## YOUR GOAL
Check each line of the material below, and copy it if it holds the string "title".

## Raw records
***

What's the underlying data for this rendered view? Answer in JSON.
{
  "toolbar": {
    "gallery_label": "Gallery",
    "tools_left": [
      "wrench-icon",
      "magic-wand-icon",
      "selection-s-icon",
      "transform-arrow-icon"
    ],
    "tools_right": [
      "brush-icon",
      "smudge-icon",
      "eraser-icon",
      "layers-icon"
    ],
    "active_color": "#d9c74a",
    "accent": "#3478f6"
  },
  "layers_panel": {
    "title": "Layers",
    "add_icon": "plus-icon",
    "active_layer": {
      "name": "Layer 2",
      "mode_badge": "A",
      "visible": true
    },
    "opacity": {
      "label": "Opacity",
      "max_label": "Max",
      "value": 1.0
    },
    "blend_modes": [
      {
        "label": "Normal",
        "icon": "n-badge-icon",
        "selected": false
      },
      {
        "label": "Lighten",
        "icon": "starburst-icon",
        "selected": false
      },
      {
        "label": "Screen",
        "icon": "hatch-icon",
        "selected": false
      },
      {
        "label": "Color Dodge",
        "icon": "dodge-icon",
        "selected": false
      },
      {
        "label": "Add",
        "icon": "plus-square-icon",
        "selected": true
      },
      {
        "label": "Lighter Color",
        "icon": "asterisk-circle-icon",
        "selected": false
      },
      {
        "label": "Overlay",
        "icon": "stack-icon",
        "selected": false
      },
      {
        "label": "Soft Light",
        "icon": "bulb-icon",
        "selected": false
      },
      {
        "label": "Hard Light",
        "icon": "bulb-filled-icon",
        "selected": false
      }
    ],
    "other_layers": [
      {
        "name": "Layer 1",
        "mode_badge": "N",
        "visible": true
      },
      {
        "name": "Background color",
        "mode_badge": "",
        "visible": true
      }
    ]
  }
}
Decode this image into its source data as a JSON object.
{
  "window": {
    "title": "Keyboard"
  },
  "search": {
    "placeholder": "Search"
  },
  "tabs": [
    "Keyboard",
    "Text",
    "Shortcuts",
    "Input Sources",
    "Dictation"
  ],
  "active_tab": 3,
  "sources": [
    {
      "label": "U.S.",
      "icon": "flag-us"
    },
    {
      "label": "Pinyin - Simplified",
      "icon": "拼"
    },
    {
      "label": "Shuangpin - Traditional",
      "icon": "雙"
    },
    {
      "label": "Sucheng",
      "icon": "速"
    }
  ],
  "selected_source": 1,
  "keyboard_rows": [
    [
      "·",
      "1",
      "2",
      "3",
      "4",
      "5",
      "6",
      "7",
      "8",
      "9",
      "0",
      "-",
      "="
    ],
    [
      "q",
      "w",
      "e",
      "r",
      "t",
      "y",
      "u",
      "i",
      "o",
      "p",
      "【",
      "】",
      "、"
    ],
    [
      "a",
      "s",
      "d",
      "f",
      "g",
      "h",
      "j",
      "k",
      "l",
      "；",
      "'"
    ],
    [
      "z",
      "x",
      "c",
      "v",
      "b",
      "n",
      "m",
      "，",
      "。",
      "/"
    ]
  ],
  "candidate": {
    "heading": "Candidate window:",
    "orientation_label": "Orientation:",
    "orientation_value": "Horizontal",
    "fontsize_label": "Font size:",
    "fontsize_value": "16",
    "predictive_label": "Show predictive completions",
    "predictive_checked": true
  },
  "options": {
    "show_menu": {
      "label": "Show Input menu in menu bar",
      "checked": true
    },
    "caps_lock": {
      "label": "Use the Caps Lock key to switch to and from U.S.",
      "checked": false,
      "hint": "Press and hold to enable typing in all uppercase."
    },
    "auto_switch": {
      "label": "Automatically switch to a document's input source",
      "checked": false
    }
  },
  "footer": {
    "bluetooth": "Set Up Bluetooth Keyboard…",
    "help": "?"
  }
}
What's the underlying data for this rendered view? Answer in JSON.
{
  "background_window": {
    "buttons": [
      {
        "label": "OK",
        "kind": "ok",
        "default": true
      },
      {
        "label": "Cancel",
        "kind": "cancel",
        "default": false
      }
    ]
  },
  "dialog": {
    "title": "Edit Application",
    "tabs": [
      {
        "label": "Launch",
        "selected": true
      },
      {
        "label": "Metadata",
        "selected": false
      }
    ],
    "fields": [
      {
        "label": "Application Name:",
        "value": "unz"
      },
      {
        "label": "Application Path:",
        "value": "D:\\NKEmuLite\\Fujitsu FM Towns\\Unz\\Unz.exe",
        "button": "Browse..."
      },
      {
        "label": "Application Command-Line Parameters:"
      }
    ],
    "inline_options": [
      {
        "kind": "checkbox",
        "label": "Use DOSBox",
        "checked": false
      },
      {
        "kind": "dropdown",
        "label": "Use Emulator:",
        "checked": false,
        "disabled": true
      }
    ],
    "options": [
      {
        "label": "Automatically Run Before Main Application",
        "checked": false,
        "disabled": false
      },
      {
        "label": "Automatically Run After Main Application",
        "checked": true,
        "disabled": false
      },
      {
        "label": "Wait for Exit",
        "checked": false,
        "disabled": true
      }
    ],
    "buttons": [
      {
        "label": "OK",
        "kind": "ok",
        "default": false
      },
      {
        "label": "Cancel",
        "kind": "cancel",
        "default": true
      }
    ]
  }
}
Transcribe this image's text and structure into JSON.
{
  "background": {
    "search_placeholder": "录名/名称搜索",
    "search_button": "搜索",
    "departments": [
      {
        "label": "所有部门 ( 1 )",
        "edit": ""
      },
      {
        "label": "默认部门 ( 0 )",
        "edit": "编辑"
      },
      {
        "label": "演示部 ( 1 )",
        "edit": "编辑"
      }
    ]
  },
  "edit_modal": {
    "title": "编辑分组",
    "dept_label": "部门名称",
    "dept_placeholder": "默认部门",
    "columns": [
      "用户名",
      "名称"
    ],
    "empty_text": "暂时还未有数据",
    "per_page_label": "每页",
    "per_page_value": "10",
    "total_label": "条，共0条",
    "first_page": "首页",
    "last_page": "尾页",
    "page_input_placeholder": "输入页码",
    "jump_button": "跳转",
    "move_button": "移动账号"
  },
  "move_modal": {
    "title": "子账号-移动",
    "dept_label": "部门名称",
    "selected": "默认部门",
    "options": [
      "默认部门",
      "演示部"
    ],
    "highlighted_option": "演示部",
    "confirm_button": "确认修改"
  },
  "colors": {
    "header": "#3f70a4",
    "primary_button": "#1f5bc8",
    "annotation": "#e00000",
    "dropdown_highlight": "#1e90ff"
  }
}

***

## RESULT OF THIS EXERCISE
    "title": "Layers",
    "title": "Keyboard"
    "title": "Edit Application",
    "title": "编辑分组",
    "title": "子账号-移动",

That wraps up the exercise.